Task requirements:
Draw out every line with the word "genannt" from the listing below.

Materials provided:
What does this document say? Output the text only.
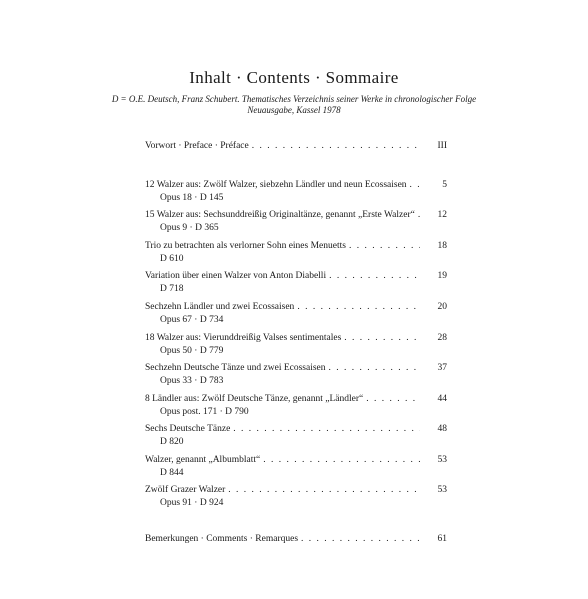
Inhalt · Contents · Sommaire
D = O.E. Deutsch, Franz Schubert. Thematisches Verzeichnis seiner Werke in chronologischer Folge
Neuausgabe, Kassel 1978
Vorwort · Preface · Préface . . .	III
12 Walzer aus: Zwölf Walzer, siebzehn Ländler und neun Ecossaisen . . .	5
Opus 18 · D 145
15 Walzer aus: Sechsunddreißig Originaltänze, genannt „Erste Walzer“ . . .	12
Opus 9 · D 365
Trio zu betrachten als verlorner Sohn eines Menuetts . . .	18
D 610
Variation über einen Walzer von Anton Diabelli . . .	19
D 718
Sechzehn Ländler und zwei Ecossaisen . . .	20
Opus 67 · D 734
18 Walzer aus: Vierunddreißig Valses sentimentales . . .	28
Opus 50 · D 779
Sechzehn Deutsche Tänze und zwei Ecossaisen . . .	37
Opus 33 · D 783
8 Ländler aus: Zwölf Deutsche Tänze, genannt „Ländler“ . . .	44
Opus post. 171 · D 790
Sechs Deutsche Tänze . . .	48
D 820
Walzer, genannt „Albumblatt“ . . .	53
D 844
Zwölf Grazer Walzer . . .	53
Opus 91 · D 924
Bemerkungen · Comments · Remarques . . .	61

Task solution:
15 Walzer aus: Sechsunddreißig Originaltänze, genannt „Erste Walzer“ . . .	12
8 Ländler aus: Zwölf Deutsche Tänze, genannt „Ländler“ . . .	44
Walzer, genannt „Albumblatt“ . . .	53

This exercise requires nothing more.